━━━━━ PROVIDED RECORDS

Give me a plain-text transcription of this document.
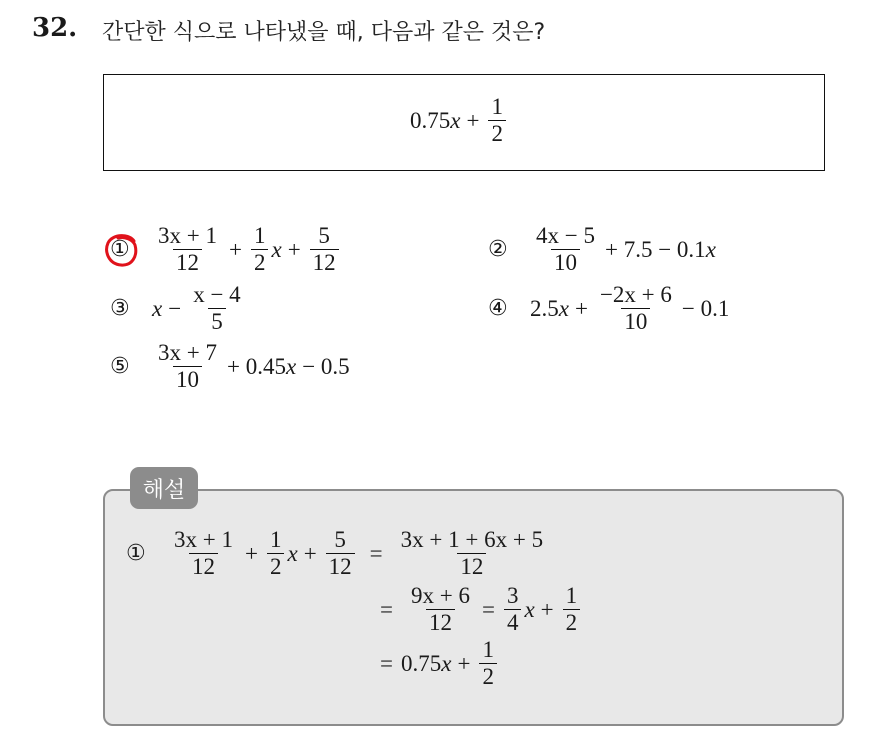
32. 간단한 식으로 나타냈을 때, 다음과 같은 것은?
0.75 $x + \frac{1}{2}$
① $\frac{3x + 1}{12} + \frac{1}{2}$ $x + \frac{5}{12}$	② $\frac{4x - 5}{10} + 7.5 - 0.1$ x
③ $x - \frac{x - 4}{5}$	④ 2.5 $x + \frac{-2x + 6}{10} - 0.1$
⑤ $\frac{3x + 7}{10} + 0.45$ x − 0.5
해설
① $\frac{3x + 1}{12} + \frac{1}{2}$ $x + \frac{5}{12} = \frac{3x + 1 + 6x + 5}{12}$
= $\frac{9x + 6}{12} = \frac{3}{4}$ $x + \frac{1}{2}$
= 0.75 $x + \frac{1}{2}$
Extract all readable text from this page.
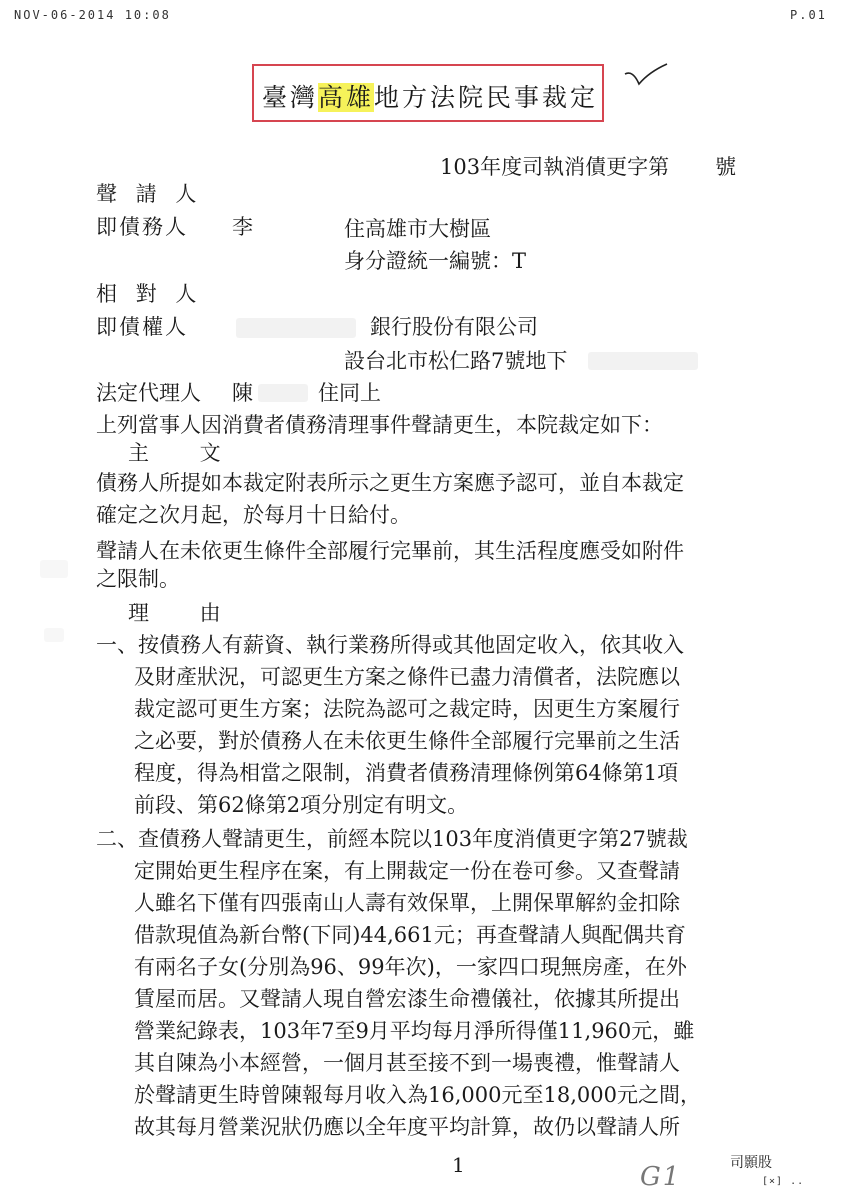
NOV-06-2014 10:08	P.01
臺灣高雄地方法院民事裁定
103年度司執消債更字第 號
聲 請 人
即債務人 李	住高雄市大樹區
身分證統一編號：T
相 對 人
即債權人	銀行股份有限公司
設台北市松仁路7號地下
法定代理人 陳	住同上
上列當事人因消費者債務清理事件聲請更生，本院裁定如下：
主 文
債務人所提如本裁定附表所示之更生方案應予認可，並自本裁定
確定之次月起，於每月十日給付。
聲請人在未依更生條件全部履行完畢前，其生活程度應受如附件
之限制。
理 由
一、按債務人有薪資、執行業務所得或其他固定收入，依其收入
及財產狀況，可認更生方案之條件已盡力清償者，法院應以
裁定認可更生方案；法院為認可之裁定時，因更生方案履行
之必要，對於債務人在未依更生條件全部履行完畢前之生活
程度，得為相當之限制，消費者債務清理條例第64條第1項
前段、第62條第2項分別定有明文。
二、查債務人聲請更生，前經本院以103年度消債更字第27號裁
定開始更生程序在案，有上開裁定一份在卷可參。又查聲請
人雖名下僅有四張南山人壽有效保單，上開保單解約金扣除
借款現值為新台幣(下同)44,661元；再查聲請人與配偶共育
有兩名子女(分別為96、99年次)，一家四口現無房產，在外
賃屋而居。又聲請人現自營宏漆生命禮儀社，依據其所提出
營業紀錄表，103年7至9月平均每月淨所得僅11,960元，雖
其自陳為小本經營，一個月甚至接不到一場喪禮，惟聲請人
於聲請更生時曾陳報每月收入為16,000元至18,000元之間，
故其每月營業況狀仍應以全年度平均計算，故仍以聲請人所
1	G1	司顥股
[×] ..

━━━━━━━━━━

### EXERCISE:
Identify each line of the material where the word "text" shows up, and copy it.

### CORRECT ANSWER:
Give me a plain-text transcription of this document.
Extract all readable text from this page.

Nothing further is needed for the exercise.